* _Problem statement_
Quote each of the following rows word for word, without changing anything.

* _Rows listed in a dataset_
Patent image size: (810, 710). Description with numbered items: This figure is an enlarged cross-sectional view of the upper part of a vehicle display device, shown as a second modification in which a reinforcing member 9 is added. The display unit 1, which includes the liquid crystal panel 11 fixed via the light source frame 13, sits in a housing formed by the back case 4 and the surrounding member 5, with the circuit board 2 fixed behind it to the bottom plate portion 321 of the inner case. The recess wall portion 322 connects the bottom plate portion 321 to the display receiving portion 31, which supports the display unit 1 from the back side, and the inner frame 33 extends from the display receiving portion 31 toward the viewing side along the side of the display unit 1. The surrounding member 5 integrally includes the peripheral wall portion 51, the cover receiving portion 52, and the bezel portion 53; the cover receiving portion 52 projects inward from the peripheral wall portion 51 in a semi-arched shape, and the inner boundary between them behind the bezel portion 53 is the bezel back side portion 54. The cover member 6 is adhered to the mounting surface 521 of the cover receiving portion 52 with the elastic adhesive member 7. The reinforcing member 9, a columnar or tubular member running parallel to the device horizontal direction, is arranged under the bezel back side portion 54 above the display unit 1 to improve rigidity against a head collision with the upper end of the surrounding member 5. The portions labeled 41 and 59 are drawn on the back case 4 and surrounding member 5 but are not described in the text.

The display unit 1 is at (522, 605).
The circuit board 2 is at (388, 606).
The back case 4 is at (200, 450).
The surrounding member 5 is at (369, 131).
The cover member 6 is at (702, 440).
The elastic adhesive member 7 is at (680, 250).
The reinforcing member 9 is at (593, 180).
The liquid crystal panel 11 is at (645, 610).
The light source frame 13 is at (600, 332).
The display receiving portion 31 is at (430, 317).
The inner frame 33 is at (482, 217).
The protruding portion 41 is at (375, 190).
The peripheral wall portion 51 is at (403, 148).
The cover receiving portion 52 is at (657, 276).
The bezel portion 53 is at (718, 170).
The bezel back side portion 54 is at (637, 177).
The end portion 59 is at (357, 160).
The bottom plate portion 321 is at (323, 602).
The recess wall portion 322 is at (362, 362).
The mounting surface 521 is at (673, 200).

* _Correct answer_
Patent image size: (810, 710). Description with numbered items: This figure is an enlarged cross-sectional view of the upper part of a vehicle display device, shown as a second modification in which a reinforcing member 9 is added. The display unit 1, which includes the liquid crystal panel 11 fixed via the light source frame 13, sits in a housing formed by the back case 4 and the surrounding member 5, with the circuit board 2 fixed behind it to the bottom plate portion 321 of the inner case. The recess wall portion 322 connects the bottom plate portion 321 to the display receiving portion 31, which supports the display unit 1 from the back side, and the inner frame 33 extends from the display receiving portion 31 toward the viewing side along the side of the display unit 1. The surrounding member 5 integrally includes the peripheral wall portion 51, the cover receiving portion 52, and the bezel portion 53; the cover receiving portion 52 projects inward from the peripheral wall portion 51 in a semi-arched shape, and the inner boundary between them behind the bezel portion 53 is the bezel back side portion 54. The cover member 6 is adhered to the mounting surface 521 of the cover receiving portion 52 with the elastic adhesive member 7. The reinforcing member 9, a columnar or tubular member running parallel to the device horizontal direction, is arranged under the bezel back side portion 54 above the display unit 1 to improve rigidity against a head collision with the upper end of the surrounding member 5. The portions labeled 41 and 59 are drawn on the back case 4 and surrounding member 5 but are not described in the text.

The display unit 1 is at (522, 605).
The circuit board 2 is at (388, 606).
The back case 4 is at (200, 450).
The surrounding member 5 is at (369, 131).
The cover member 6 is at (702, 440).
The elastic adhesive member 7 is at (680, 250).
The reinforcing member 9 is at (593, 180).
The liquid crystal panel 11 is at (645, 610).
The light source frame 13 is at (600, 332).
The display receiving portion 31 is at (430, 317).
The inner frame 33 is at (482, 217).
The protruding portion 41 is at (375, 190).
The peripheral wall portion 51 is at (403, 148).
The cover receiving portion 52 is at (657, 276).
The bezel portion 53 is at (718, 170).
The bezel back side portion 54 is at (637, 177).
The end portion 59 is at (357, 160).
The bottom plate portion 321 is at (323, 602).
The recess wall portion 322 is at (362, 362).
The mounting surface 521 is at (673, 200).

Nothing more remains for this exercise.